▶ **Task description**
Write out every entry exactly as given, but omit the pictures.

Start

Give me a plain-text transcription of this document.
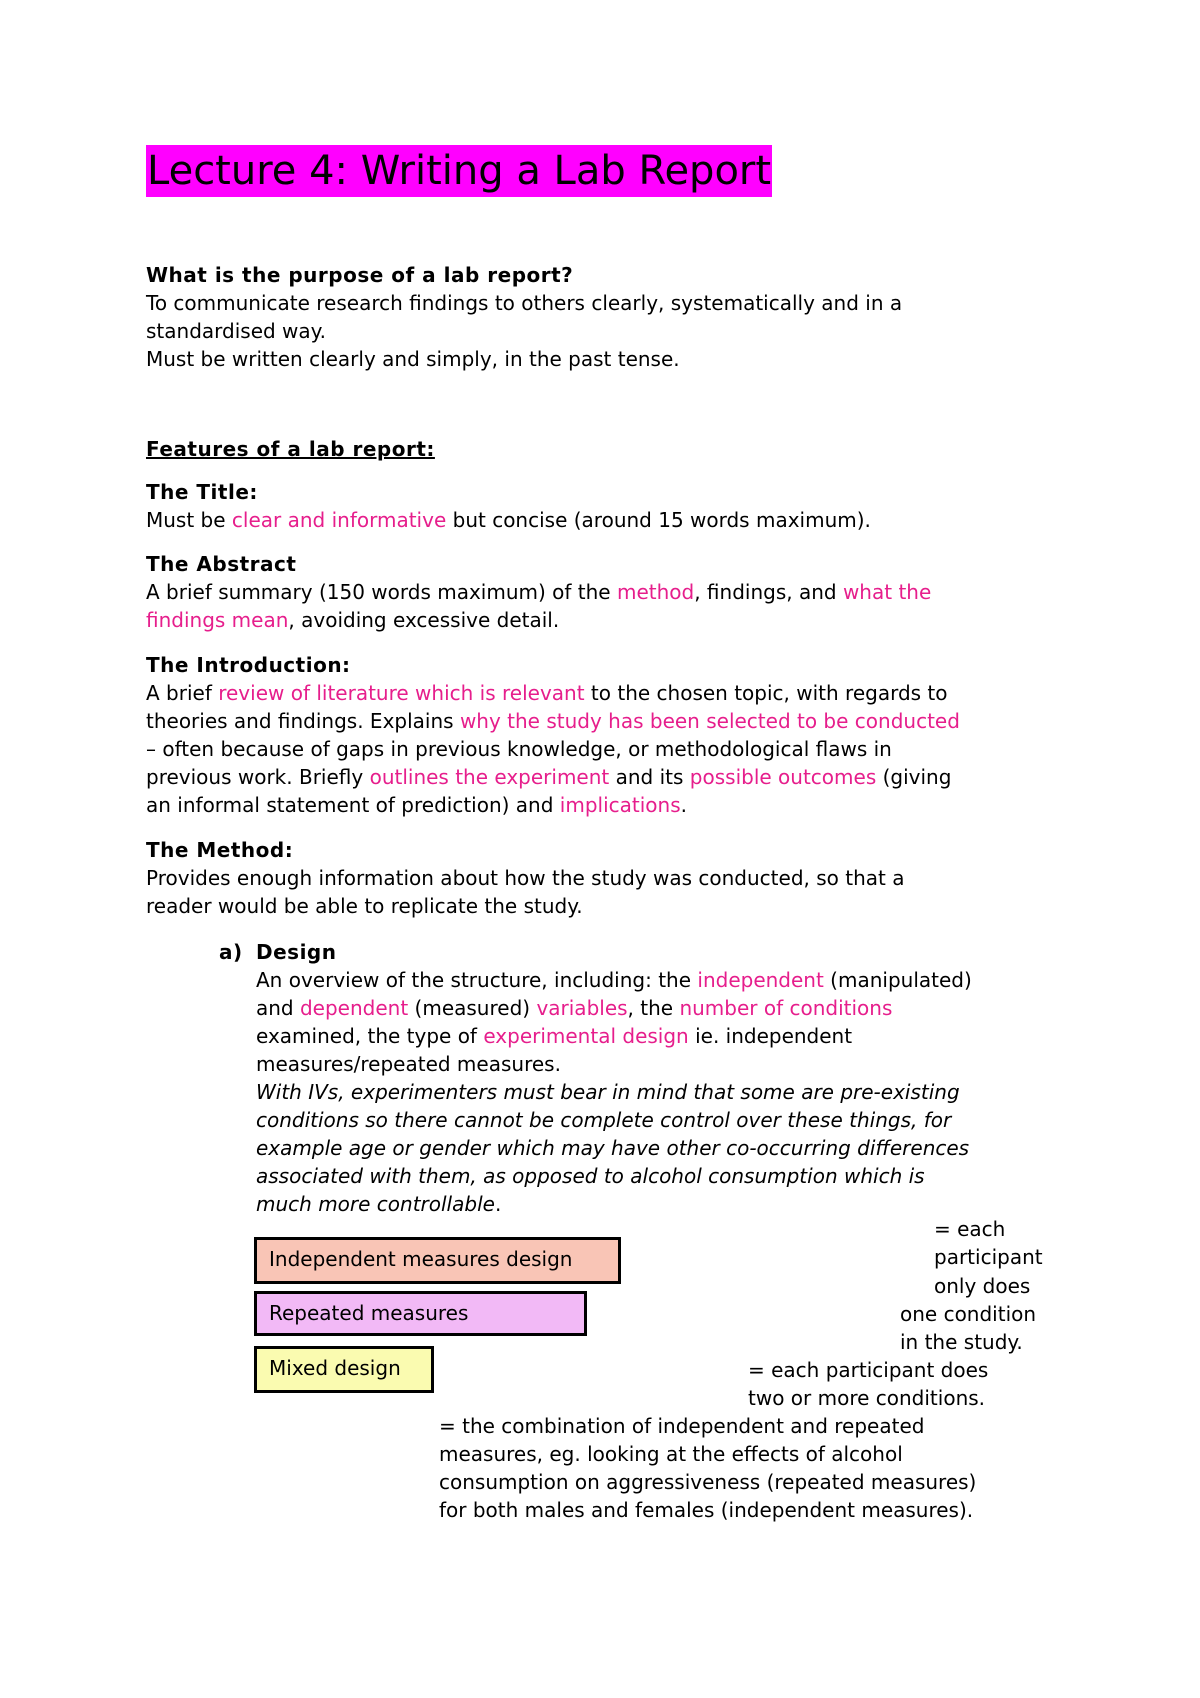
Lecture 4: Writing a Lab Report

What is the purpose of a lab report?

To communicate research findings to others clearly, systematically and in a

standardised way.

Must be written clearly and simply, in the past tense.

Features of a lab report:

The Title:

Must be clear and informative but concise (around 15 words maximum).

The Abstract

A brief summary (150 words maximum) of the method, findings, and what the

findings mean, avoiding excessive detail.

The Introduction:

A brief review of literature which is relevant to the chosen topic, with regards to

theories and findings. Explains why the study has been selected to be conducted

– often because of gaps in previous knowledge, or methodological flaws in

previous work. Briefly outlines the experiment and its possible outcomes (giving

an informal statement of prediction) and implications.

The Method:

Provides enough information about how the study was conducted, so that a

reader would be able to replicate the study.

a) Design

An overview of the structure, including: the independent (manipulated)

and dependent (measured) variables, the number of conditions

examined, the type of experimental design ie. independent

measures/repeated measures.

With IVs, experimenters must bear in mind that some are pre-existing

conditions so there cannot be complete control over these things, for

example age or gender which may have other co-occurring differences

associated with them, as opposed to alcohol consumption which is

much more controllable.

Independent measures design
Repeated measures
Mixed design
= each
participant
only does
one condition
in the study.
= each participant does
two or more conditions.

= the combination of independent and repeated

measures, eg. looking at the effects of alcohol

consumption on aggressiveness (repeated measures)

for both males and females (independent measures).
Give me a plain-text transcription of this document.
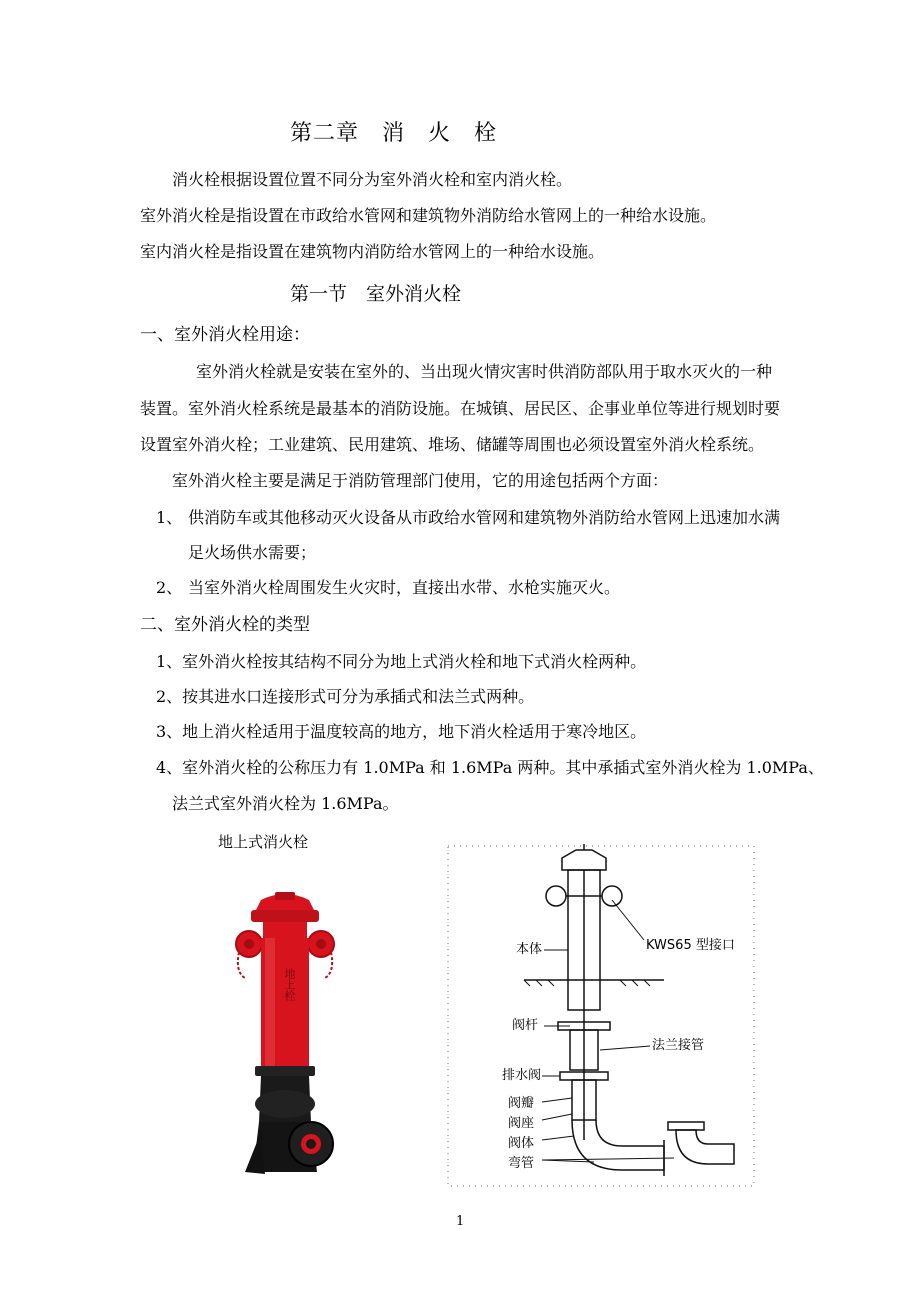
第二章　消　火　栓
消火栓根据设置位置不同分为室外消火栓和室内消火栓。
室外消火栓是指设置在市政给水管网和建筑物外消防给水管网上的一种给水设施。
室内消火栓是指设置在建筑物内消防给水管网上的一种给水设施。
第一节　室外消火栓
一、室外消火栓用途：
室外消火栓就是安装在室外的、当出现火情灾害时供消防部队用于取水灭火的一种
装置。室外消火栓系统是最基本的消防设施。在城镇、居民区、企事业单位等进行规划时要
设置室外消火栓；工业建筑、民用建筑、堆场、储罐等周围也必须设置室外消火栓系统。
室外消火栓主要是满足于消防管理部门使用，它的用途包括两个方面：
1、 供消防车或其他移动灭火设备从市政给水管网和建筑物外消防给水管网上迅速加水满
足火场供水需要；
2、 当室外消火栓周围发生火灾时，直接出水带、水枪实施灭火。
二、室外消火栓的类型
1、室外消火栓按其结构不同分为地上式消火栓和地下式消火栓两种。
2、按其进水口连接形式可分为承插式和法兰式两种。
3、地上消火栓适用于温度较高的地方，地下消火栓适用于寒冷地区。
4、室外消火栓的公称压力有 1.0MPa 和 1.6MPa 两种。其中承插式室外消火栓为 1.0MPa、
法兰式室外消火栓为 1.6MPa。
地上式消火栓
地上栓
KWS65 型接口
本体
阀杆
法兰接管
排水阀
阀瓣
阀座
阀体
弯管
1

End

▶ **Solution to the exercise**
Give me a plain-text transcription of this document.
Lecture 4: Writing a Lab Report

What is the purpose of a lab report?

To communicate research findings to others clearly, systematically and in a

standardised way.

Must be written clearly and simply, in the past tense.

Features of a lab report:

The Title:

Must be clear and informative but concise (around 15 words maximum).

The Abstract

A brief summary (150 words maximum) of the method, findings, and what the

findings mean, avoiding excessive detail.

The Introduction:

A brief review of literature which is relevant to the chosen topic, with regards to

theories and findings. Explains why the study has been selected to be conducted

– often because of gaps in previous knowledge, or methodological flaws in

previous work. Briefly outlines the experiment and its possible outcomes (giving

an informal statement of prediction) and implications.

The Method:

Provides enough information about how the study was conducted, so that a

reader would be able to replicate the study.

a) Design

An overview of the structure, including: the independent (manipulated)

and dependent (measured) variables, the number of conditions

examined, the type of experimental design ie. independent

measures/repeated measures.

With IVs, experimenters must bear in mind that some are pre-existing

conditions so there cannot be complete control over these things, for

example age or gender which may have other co-occurring differences

associated with them, as opposed to alcohol consumption which is

much more controllable.

Independent measures design
Repeated measures
Mixed design
= each
participant
only does
one condition
in the study.
= each participant does
two or more conditions.

= the combination of independent and repeated

measures, eg. looking at the effects of alcohol

consumption on aggressiveness (repeated measures)

for both males and females (independent measures).
Give me a plain-text transcription of this document.
第二章　消　火　栓
消火栓根据设置位置不同分为室外消火栓和室内消火栓。
室外消火栓是指设置在市政给水管网和建筑物外消防给水管网上的一种给水设施。
室内消火栓是指设置在建筑物内消防给水管网上的一种给水设施。
第一节　室外消火栓
一、室外消火栓用途：
室外消火栓就是安装在室外的、当出现火情灾害时供消防部队用于取水灭火的一种
装置。室外消火栓系统是最基本的消防设施。在城镇、居民区、企事业单位等进行规划时要
设置室外消火栓；工业建筑、民用建筑、堆场、储罐等周围也必须设置室外消火栓系统。
室外消火栓主要是满足于消防管理部门使用，它的用途包括两个方面：
1、 供消防车或其他移动灭火设备从市政给水管网和建筑物外消防给水管网上迅速加水满
足火场供水需要；
2、 当室外消火栓周围发生火灾时，直接出水带、水枪实施灭火。
二、室外消火栓的类型
1、室外消火栓按其结构不同分为地上式消火栓和地下式消火栓两种。
2、按其进水口连接形式可分为承插式和法兰式两种。
3、地上消火栓适用于温度较高的地方，地下消火栓适用于寒冷地区。
4、室外消火栓的公称压力有 1.0MPa 和 1.6MPa 两种。其中承插式室外消火栓为 1.0MPa、
法兰式室外消火栓为 1.6MPa。
地上式消火栓
地上栓
KWS65 型接口
本体
阀杆
法兰接管
排水阀
阀瓣
阀座
阀体
弯管
1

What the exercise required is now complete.